Extracted data entries
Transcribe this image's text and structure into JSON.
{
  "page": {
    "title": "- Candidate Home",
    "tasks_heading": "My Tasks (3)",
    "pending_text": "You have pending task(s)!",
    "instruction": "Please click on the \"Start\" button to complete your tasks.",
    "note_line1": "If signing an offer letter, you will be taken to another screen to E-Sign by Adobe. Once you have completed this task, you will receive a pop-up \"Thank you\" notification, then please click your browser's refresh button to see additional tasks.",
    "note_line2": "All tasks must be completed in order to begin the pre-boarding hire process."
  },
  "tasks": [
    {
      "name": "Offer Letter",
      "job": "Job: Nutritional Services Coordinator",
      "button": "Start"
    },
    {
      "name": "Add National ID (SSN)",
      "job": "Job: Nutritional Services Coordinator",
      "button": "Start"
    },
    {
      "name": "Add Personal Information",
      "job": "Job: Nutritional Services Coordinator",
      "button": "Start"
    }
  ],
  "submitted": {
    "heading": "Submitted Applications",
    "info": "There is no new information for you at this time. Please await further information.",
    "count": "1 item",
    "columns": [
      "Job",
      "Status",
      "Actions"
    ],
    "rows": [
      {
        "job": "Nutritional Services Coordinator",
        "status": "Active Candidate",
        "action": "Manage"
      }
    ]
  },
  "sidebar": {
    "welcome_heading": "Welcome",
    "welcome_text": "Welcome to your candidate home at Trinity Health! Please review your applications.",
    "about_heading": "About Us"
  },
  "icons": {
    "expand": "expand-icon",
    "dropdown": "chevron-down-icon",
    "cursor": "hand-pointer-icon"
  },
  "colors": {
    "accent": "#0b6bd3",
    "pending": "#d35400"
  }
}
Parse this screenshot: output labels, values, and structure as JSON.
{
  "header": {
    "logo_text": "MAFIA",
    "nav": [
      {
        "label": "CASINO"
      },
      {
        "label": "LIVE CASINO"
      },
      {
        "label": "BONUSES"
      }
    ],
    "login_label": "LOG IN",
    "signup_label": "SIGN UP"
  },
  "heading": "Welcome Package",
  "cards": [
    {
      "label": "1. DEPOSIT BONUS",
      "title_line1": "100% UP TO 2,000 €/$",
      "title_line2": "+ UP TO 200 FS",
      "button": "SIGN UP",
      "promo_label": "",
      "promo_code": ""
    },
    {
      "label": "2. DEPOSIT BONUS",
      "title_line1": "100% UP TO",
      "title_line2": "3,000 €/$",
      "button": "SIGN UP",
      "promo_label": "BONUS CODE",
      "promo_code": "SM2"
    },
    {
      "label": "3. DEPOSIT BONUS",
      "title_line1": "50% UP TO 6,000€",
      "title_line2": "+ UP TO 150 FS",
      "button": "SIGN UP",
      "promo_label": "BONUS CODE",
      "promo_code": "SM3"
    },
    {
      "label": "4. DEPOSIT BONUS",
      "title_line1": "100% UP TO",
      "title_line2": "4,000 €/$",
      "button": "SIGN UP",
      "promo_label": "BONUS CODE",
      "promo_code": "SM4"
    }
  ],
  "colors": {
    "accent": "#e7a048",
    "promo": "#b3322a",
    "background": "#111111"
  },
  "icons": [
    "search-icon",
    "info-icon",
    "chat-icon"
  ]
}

EXERCISE REQUIREMENTS: Write out the complete set of records exactly as given.

OUTPUT OF THE EXERCISE:
Transcribe this image's text and structure into JSON.
{
  "page": {
    "title": "- Candidate Home",
    "tasks_heading": "My Tasks (3)",
    "pending_text": "You have pending task(s)!",
    "instruction": "Please click on the \"Start\" button to complete your tasks.",
    "note_line1": "If signing an offer letter, you will be taken to another screen to E-Sign by Adobe. Once you have completed this task, you will receive a pop-up \"Thank you\" notification, then please click your browser's refresh button to see additional tasks.",
    "note_line2": "All tasks must be completed in order to begin the pre-boarding hire process."
  },
  "tasks": [
    {
      "name": "Offer Letter",
      "job": "Job: Nutritional Services Coordinator",
      "button": "Start"
    },
    {
      "name": "Add National ID (SSN)",
      "job": "Job: Nutritional Services Coordinator",
      "button": "Start"
    },
    {
      "name": "Add Personal Information",
      "job": "Job: Nutritional Services Coordinator",
      "button": "Start"
    }
  ],
  "submitted": {
    "heading": "Submitted Applications",
    "info": "There is no new information for you at this time. Please await further information.",
    "count": "1 item",
    "columns": [
      "Job",
      "Status",
      "Actions"
    ],
    "rows": [
      {
        "job": "Nutritional Services Coordinator",
        "status": "Active Candidate",
        "action": "Manage"
      }
    ]
  },
  "sidebar": {
    "welcome_heading": "Welcome",
    "welcome_text": "Welcome to your candidate home at Trinity Health! Please review your applications.",
    "about_heading": "About Us"
  },
  "icons": {
    "expand": "expand-icon",
    "dropdown": "chevron-down-icon",
    "cursor": "hand-pointer-icon"
  },
  "colors": {
    "accent": "#0b6bd3",
    "pending": "#d35400"
  }
}
Parse this screenshot: output labels, values, and structure as JSON.
{
  "header": {
    "logo_text": "MAFIA",
    "nav": [
      {
        "label": "CASINO"
      },
      {
        "label": "LIVE CASINO"
      },
      {
        "label": "BONUSES"
      }
    ],
    "login_label": "LOG IN",
    "signup_label": "SIGN UP"
  },
  "heading": "Welcome Package",
  "cards": [
    {
      "label": "1. DEPOSIT BONUS",
      "title_line1": "100% UP TO 2,000 €/$",
      "title_line2": "+ UP TO 200 FS",
      "button": "SIGN UP",
      "promo_label": "",
      "promo_code": ""
    },
    {
      "label": "2. DEPOSIT BONUS",
      "title_line1": "100% UP TO",
      "title_line2": "3,000 €/$",
      "button": "SIGN UP",
      "promo_label": "BONUS CODE",
      "promo_code": "SM2"
    },
    {
      "label": "3. DEPOSIT BONUS",
      "title_line1": "50% UP TO 6,000€",
      "title_line2": "+ UP TO 150 FS",
      "button": "SIGN UP",
      "promo_label": "BONUS CODE",
      "promo_code": "SM3"
    },
    {
      "label": "4. DEPOSIT BONUS",
      "title_line1": "100% UP TO",
      "title_line2": "4,000 €/$",
      "button": "SIGN UP",
      "promo_label": "BONUS CODE",
      "promo_code": "SM4"
    }
  ],
  "colors": {
    "accent": "#e7a048",
    "promo": "#b3322a",
    "background": "#111111"
  },
  "icons": [
    "search-icon",
    "info-icon",
    "chat-icon"
  ]
}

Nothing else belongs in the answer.